_What to produce_. Output the data word for word, dropping every image.

========

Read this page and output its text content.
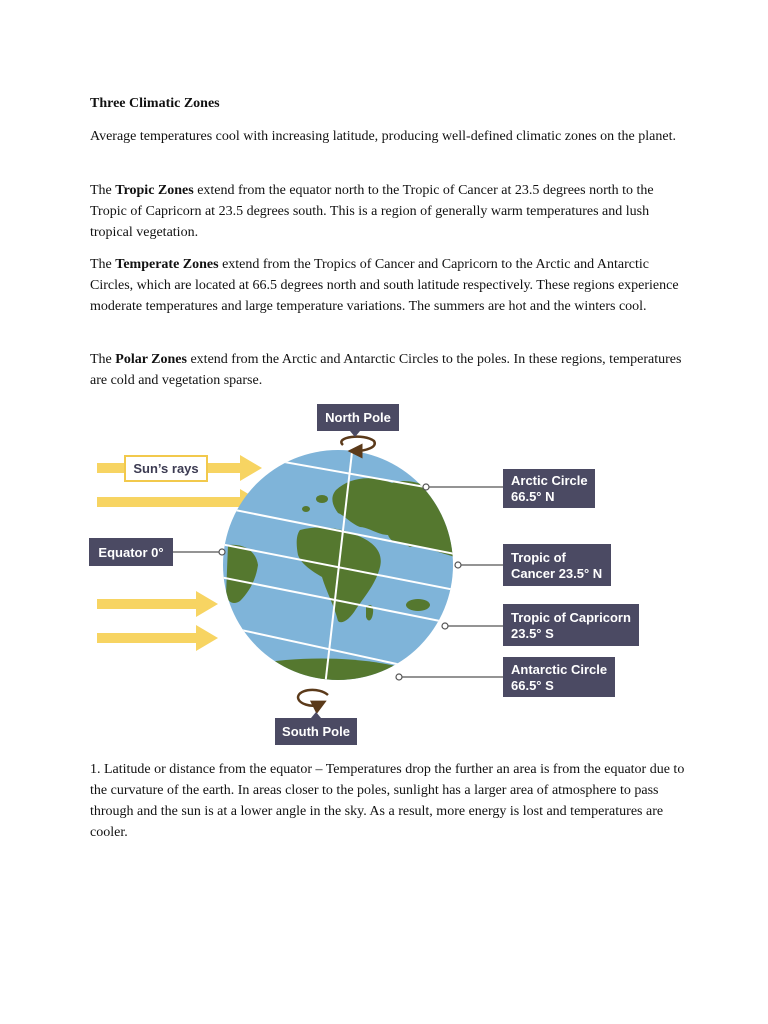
Three Climatic Zones

Average temperatures cool with increasing latitude, producing well-defined climatic zones on the planet.

The Tropic Zones extend from the equator north to the Tropic of Cancer at 23.5 degrees north to the Tropic of Capricorn at 23.5 degrees south. This is a region of generally warm temperatures and lush tropical vegetation.

The Temperate Zones extend from the Tropics of Cancer and Capricorn to the Arctic and Antarctic Circles, which are located at 66.5 degrees north and south latitude respectively. These regions experience moderate temperatures and large temperature variations. The summers are hot and the winters cool.

The Polar Zones extend from the Arctic and Antarctic Circles to the poles. In these regions, temperatures are cold and vegetation sparse.

Sun’s rays
North Pole
South Pole
Equator 0°
Arctic Circle
66.5° N
Tropic of
Cancer 23.5° N
Tropic of Capricorn
23.5° S
Antarctic Circle
66.5° S

1. Latitude or distance from the equator – Temperatures drop the further an area is from the equator due to the curvature of the earth. In areas closer to the poles, sunlight has a larger area of atmosphere to pass through and the sun is at a lower angle in the sky. As a result, more energy is lost and temperatures are cooler.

========

_Exercise response_.
Read this page and output its text content.
Three Climatic Zones

Average temperatures cool with increasing latitude, producing well-defined climatic zones on the planet.

The Tropic Zones extend from the equator north to the Tropic of Cancer at 23.5 degrees north to the Tropic of Capricorn at 23.5 degrees south. This is a region of generally warm temperatures and lush tropical vegetation.

The Temperate Zones extend from the Tropics of Cancer and Capricorn to the Arctic and Antarctic Circles, which are located at 66.5 degrees north and south latitude respectively. These regions experience moderate temperatures and large temperature variations. The summers are hot and the winters cool.

The Polar Zones extend from the Arctic and Antarctic Circles to the poles. In these regions, temperatures are cold and vegetation sparse.

Sun’s rays
North Pole
South Pole
Equator 0°
Arctic Circle
66.5° N
Tropic of
Cancer 23.5° N
Tropic of Capricorn
23.5° S
Antarctic Circle
66.5° S

1. Latitude or distance from the equator – Temperatures drop the further an area is from the equator due to the curvature of the earth. In areas closer to the poles, sunlight has a larger area of atmosphere to pass through and the sun is at a lower angle in the sky. As a result, more energy is lost and temperatures are cooler.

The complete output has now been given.